Short task: Each record below should be repeated precisely as written.

Dataset extract:

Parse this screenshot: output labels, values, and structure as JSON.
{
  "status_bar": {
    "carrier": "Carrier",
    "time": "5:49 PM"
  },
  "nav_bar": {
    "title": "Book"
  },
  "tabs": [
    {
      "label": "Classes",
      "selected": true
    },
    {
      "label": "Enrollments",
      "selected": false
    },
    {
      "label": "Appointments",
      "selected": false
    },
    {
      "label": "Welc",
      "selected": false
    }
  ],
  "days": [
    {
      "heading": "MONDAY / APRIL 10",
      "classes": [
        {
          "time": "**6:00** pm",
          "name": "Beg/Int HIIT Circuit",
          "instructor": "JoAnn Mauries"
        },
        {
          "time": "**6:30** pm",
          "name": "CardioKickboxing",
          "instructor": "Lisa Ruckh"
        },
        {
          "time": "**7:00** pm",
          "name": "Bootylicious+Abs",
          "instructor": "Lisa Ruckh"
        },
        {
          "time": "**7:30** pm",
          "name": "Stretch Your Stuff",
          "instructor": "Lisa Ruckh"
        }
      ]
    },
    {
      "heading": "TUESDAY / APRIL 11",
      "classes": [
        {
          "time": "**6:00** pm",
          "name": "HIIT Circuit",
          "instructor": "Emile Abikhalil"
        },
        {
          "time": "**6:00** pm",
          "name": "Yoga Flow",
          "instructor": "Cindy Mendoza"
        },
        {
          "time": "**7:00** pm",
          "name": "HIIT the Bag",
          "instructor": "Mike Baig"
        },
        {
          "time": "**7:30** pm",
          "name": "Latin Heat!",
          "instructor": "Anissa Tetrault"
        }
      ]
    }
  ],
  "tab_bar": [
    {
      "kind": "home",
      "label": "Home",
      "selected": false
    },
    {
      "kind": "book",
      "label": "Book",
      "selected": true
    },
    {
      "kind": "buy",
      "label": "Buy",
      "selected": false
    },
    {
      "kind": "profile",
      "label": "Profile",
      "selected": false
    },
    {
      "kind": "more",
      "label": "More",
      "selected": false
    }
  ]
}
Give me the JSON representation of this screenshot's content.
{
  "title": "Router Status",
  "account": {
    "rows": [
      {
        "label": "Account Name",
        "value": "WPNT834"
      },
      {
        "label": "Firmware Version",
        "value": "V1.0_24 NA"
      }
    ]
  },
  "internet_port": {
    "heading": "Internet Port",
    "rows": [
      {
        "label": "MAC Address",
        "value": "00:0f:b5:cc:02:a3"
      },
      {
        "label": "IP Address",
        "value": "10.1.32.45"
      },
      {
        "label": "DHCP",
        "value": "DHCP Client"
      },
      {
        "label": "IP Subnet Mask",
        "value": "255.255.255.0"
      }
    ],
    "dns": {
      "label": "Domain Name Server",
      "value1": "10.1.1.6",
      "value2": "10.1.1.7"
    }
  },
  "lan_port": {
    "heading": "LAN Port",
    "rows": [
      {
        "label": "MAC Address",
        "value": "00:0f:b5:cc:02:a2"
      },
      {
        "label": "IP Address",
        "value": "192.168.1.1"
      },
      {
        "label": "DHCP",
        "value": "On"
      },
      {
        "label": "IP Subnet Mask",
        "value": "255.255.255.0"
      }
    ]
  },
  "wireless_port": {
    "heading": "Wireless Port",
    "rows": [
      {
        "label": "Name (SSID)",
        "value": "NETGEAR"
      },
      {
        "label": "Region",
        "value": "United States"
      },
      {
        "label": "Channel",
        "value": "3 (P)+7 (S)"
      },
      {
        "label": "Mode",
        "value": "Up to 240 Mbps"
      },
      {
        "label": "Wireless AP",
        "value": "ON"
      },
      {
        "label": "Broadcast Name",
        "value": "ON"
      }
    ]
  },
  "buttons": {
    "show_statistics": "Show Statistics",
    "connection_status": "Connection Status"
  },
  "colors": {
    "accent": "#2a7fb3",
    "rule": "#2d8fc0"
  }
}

Solved problem:
Parse this screenshot: output labels, values, and structure as JSON.
{
  "status_bar": {
    "carrier": "Carrier",
    "time": "5:49 PM"
  },
  "nav_bar": {
    "title": "Book"
  },
  "tabs": [
    {
      "label": "Classes",
      "selected": true
    },
    {
      "label": "Enrollments",
      "selected": false
    },
    {
      "label": "Appointments",
      "selected": false
    },
    {
      "label": "Welc",
      "selected": false
    }
  ],
  "days": [
    {
      "heading": "MONDAY / APRIL 10",
      "classes": [
        {
          "time": "**6:00** pm",
          "name": "Beg/Int HIIT Circuit",
          "instructor": "JoAnn Mauries"
        },
        {
          "time": "**6:30** pm",
          "name": "CardioKickboxing",
          "instructor": "Lisa Ruckh"
        },
        {
          "time": "**7:00** pm",
          "name": "Bootylicious+Abs",
          "instructor": "Lisa Ruckh"
        },
        {
          "time": "**7:30** pm",
          "name": "Stretch Your Stuff",
          "instructor": "Lisa Ruckh"
        }
      ]
    },
    {
      "heading": "TUESDAY / APRIL 11",
      "classes": [
        {
          "time": "**6:00** pm",
          "name": "HIIT Circuit",
          "instructor": "Emile Abikhalil"
        },
        {
          "time": "**6:00** pm",
          "name": "Yoga Flow",
          "instructor": "Cindy Mendoza"
        },
        {
          "time": "**7:00** pm",
          "name": "HIIT the Bag",
          "instructor": "Mike Baig"
        },
        {
          "time": "**7:30** pm",
          "name": "Latin Heat!",
          "instructor": "Anissa Tetrault"
        }
      ]
    }
  ],
  "tab_bar": [
    {
      "kind": "home",
      "label": "Home",
      "selected": false
    },
    {
      "kind": "book",
      "label": "Book",
      "selected": true
    },
    {
      "kind": "buy",
      "label": "Buy",
      "selected": false
    },
    {
      "kind": "profile",
      "label": "Profile",
      "selected": false
    },
    {
      "kind": "more",
      "label": "More",
      "selected": false
    }
  ]
}
Give me the JSON representation of this screenshot's content.
{
  "title": "Router Status",
  "account": {
    "rows": [
      {
        "label": "Account Name",
        "value": "WPNT834"
      },
      {
        "label": "Firmware Version",
        "value": "V1.0_24 NA"
      }
    ]
  },
  "internet_port": {
    "heading": "Internet Port",
    "rows": [
      {
        "label": "MAC Address",
        "value": "00:0f:b5:cc:02:a3"
      },
      {
        "label": "IP Address",
        "value": "10.1.32.45"
      },
      {
        "label": "DHCP",
        "value": "DHCP Client"
      },
      {
        "label": "IP Subnet Mask",
        "value": "255.255.255.0"
      }
    ],
    "dns": {
      "label": "Domain Name Server",
      "value1": "10.1.1.6",
      "value2": "10.1.1.7"
    }
  },
  "lan_port": {
    "heading": "LAN Port",
    "rows": [
      {
        "label": "MAC Address",
        "value": "00:0f:b5:cc:02:a2"
      },
      {
        "label": "IP Address",
        "value": "192.168.1.1"
      },
      {
        "label": "DHCP",
        "value": "On"
      },
      {
        "label": "IP Subnet Mask",
        "value": "255.255.255.0"
      }
    ]
  },
  "wireless_port": {
    "heading": "Wireless Port",
    "rows": [
      {
        "label": "Name (SSID)",
        "value": "NETGEAR"
      },
      {
        "label": "Region",
        "value": "United States"
      },
      {
        "label": "Channel",
        "value": "3 (P)+7 (S)"
      },
      {
        "label": "Mode",
        "value": "Up to 240 Mbps"
      },
      {
        "label": "Wireless AP",
        "value": "ON"
      },
      {
        "label": "Broadcast Name",
        "value": "ON"
      }
    ]
  },
  "buttons": {
    "show_statistics": "Show Statistics",
    "connection_status": "Connection Status"
  },
  "colors": {
    "accent": "#2a7fb3",
    "rule": "#2d8fc0"
  }
}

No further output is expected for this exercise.